Kurze Aufgabe 1: Zwischen welchen Städten soll der Künstleraustausch stattfinden, von dem im Interview die Rede ist?

*** Vorliegender Text ***

Und ihrer Tochter geben Sie Ihr Vermächtnis weiter? Also im Sinne von Förderungen der Kunst und der Kultur?
Jörg Starke: Ich versuche natürlich, dass das, was ich aufgebaut habe, an meine Tochter übergeht und dass sie das dann auch weiterführt. Das wäre toll, vor allen Dingen mit der Kunststiftung, weil diese Kunststiftung „auf unendlich“ angelegt ist. Es wäre optimal, wenn wir das auch in eine bestimmte Art von Dynastie übergehen lassen. Auf jeden Fall wird es die Stiftung immer weitergeben.
Was ist aktuell der Fokus Ihres Tuns?
Jörg Starke: Das Hauptprojekt, das ich vorhabe, ist ein Künstleraustausch zwischen New York, Miami und Berlin. Das ist auch der Hauptgrund, warum Miami, New York und Berlin gleich wichtig sind für mein Schaffen, um dadurch amerikanische Künstler in Deutschland zu fördern. Wo die deutschen Künstler gefördert werden, das ist noch nicht ganz klar. Die amerikanischen Künstler werden im Löwenpalais in meiner Stiftung gefördert.
Wo finden Sie Ihren Ausgleich zur Kunst? Mal so ganz weg von dieser sophisticated, intellektuellen und kunstsinnigen Welt. Ist das der Sport? Oder die Natur?

***

Kurze Aufgabe 2: Tippe aus den Datensätzen die Zeilen genau ab, beginnend bei der Zeile mit „colorbar-segment-6 (508, 616, 578, 642)“ und endend bei der Zeile mit „lon-label-154e: 154°E (643, 588, 683, 603)“, beide eingeschlossen.

*** Gespeicherte Datensätze ***

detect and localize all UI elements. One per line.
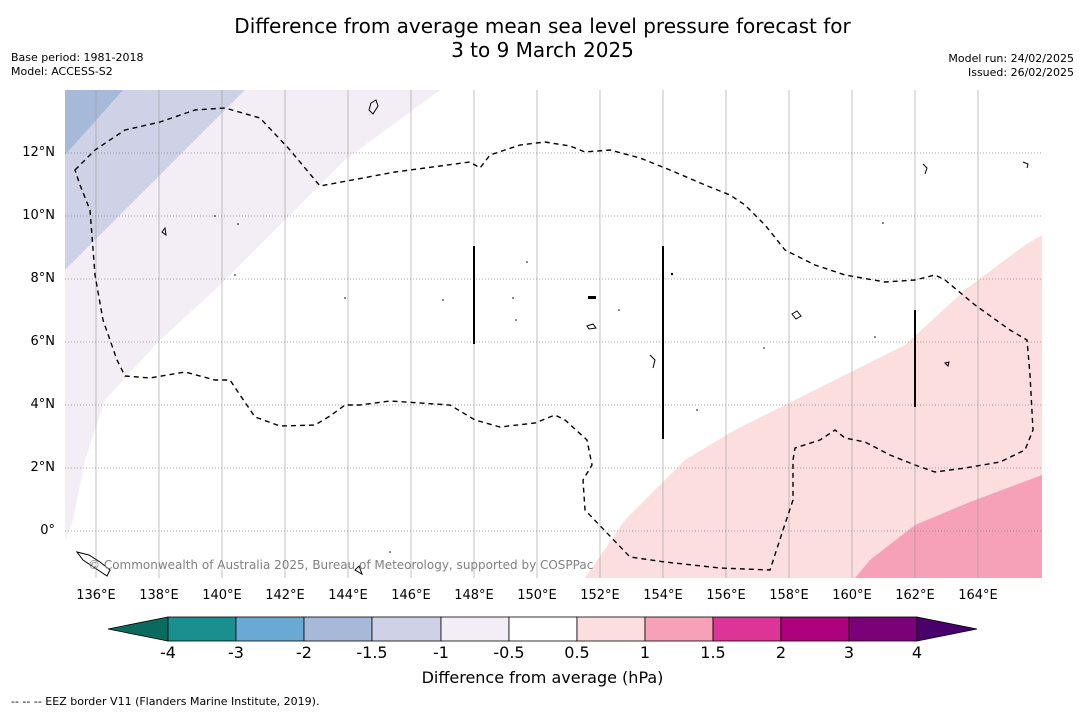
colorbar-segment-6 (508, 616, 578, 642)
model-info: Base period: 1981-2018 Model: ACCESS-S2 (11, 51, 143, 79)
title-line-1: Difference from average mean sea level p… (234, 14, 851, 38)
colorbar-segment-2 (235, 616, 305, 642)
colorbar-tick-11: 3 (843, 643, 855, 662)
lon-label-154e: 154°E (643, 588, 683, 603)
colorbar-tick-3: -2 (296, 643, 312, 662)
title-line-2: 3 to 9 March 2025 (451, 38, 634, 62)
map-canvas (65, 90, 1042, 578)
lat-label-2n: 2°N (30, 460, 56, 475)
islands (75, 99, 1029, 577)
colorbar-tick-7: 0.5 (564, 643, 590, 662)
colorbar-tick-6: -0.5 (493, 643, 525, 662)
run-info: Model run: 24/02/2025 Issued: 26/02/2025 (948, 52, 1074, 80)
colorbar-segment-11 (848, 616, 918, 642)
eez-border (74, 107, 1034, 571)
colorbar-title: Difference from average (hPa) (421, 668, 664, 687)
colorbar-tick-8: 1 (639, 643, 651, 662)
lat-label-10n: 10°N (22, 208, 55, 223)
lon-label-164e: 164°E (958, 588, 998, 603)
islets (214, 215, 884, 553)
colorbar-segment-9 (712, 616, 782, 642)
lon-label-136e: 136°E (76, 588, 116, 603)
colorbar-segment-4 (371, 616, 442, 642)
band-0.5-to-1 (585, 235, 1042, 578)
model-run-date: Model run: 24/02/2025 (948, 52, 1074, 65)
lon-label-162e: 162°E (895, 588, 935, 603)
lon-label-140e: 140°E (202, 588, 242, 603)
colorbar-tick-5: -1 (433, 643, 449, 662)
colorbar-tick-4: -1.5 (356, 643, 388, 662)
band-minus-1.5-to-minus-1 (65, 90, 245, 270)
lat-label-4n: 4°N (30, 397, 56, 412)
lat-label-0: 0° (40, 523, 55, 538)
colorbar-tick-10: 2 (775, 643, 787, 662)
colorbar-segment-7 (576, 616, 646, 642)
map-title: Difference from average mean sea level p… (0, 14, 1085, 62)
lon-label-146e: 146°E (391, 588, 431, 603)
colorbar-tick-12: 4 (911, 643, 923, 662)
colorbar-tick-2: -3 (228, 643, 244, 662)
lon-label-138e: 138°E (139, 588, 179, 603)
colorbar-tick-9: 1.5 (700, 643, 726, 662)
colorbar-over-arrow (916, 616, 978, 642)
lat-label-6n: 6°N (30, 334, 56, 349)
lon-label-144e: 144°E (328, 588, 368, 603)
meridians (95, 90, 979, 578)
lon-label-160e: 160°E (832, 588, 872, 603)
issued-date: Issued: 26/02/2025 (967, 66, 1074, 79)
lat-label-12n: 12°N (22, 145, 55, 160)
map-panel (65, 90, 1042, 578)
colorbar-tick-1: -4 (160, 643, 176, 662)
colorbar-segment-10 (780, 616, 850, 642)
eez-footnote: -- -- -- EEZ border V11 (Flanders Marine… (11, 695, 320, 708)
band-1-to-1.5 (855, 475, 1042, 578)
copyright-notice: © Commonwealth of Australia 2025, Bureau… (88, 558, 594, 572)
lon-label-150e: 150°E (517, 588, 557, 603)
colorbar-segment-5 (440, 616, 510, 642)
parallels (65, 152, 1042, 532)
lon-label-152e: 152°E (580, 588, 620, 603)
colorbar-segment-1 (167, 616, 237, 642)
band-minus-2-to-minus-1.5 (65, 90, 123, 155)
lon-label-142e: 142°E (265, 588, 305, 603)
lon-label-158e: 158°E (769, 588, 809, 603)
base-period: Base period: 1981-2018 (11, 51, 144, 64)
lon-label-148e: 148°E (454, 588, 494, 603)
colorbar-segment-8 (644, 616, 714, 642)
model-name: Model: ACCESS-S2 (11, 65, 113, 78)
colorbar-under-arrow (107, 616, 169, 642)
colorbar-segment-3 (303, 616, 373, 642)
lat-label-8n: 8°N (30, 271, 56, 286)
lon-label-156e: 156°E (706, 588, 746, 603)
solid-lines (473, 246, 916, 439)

***
*** Gespeicherte Datensätze ***

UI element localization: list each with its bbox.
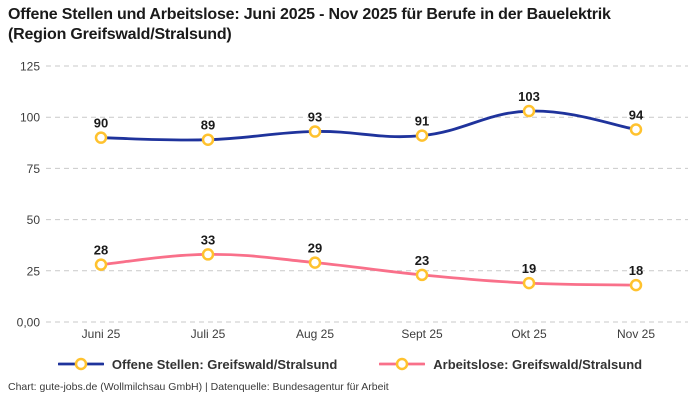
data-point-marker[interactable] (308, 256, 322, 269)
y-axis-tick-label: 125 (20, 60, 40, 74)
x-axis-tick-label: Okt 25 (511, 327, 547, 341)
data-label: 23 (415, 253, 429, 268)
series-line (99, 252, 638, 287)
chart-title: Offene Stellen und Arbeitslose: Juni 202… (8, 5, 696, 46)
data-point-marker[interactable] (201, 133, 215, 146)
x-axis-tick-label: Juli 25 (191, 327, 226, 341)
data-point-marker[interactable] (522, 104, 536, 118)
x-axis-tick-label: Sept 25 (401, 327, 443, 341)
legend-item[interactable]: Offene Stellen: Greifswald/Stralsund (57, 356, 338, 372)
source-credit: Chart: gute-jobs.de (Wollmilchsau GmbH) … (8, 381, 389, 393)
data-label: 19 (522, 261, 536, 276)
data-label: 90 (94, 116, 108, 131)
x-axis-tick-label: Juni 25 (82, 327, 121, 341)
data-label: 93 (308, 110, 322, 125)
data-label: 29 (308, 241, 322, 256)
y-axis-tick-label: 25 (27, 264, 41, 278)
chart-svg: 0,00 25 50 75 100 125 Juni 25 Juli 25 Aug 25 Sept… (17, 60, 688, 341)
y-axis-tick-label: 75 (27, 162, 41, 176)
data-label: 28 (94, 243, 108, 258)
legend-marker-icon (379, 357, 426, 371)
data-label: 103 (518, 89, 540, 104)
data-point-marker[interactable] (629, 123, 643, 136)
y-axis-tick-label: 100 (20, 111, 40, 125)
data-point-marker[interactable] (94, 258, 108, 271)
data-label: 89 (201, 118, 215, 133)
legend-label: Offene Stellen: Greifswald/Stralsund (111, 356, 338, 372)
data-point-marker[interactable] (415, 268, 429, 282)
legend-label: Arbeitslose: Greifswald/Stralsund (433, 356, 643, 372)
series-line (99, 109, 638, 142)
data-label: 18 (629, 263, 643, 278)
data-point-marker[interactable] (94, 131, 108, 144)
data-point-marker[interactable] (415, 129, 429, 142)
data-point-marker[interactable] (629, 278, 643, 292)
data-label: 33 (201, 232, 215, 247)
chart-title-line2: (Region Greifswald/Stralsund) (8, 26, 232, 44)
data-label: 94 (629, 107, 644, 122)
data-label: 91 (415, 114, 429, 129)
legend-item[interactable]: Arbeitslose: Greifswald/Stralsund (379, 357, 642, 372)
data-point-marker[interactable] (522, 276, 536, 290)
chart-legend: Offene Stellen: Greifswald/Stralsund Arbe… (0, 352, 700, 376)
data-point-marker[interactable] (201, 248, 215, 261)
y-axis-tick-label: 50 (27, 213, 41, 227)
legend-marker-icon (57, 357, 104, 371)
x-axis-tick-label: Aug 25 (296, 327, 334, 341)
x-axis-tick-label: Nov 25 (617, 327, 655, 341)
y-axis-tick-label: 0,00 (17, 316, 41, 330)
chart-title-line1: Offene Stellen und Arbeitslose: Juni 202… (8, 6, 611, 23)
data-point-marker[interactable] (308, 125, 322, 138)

***

Antwort 1: Zwischen New York, Miami und Berlin.

Antwort 2:
colorbar-segment-6 (508, 616, 578, 642)
model-info: Base period: 1981-2018 Model: ACCESS-S2 (11, 51, 143, 79)
title-line-1: Difference from average mean sea level p… (234, 14, 851, 38)
colorbar-segment-2 (235, 616, 305, 642)
colorbar-tick-11: 3 (843, 643, 855, 662)
lon-label-154e: 154°E (643, 588, 683, 603)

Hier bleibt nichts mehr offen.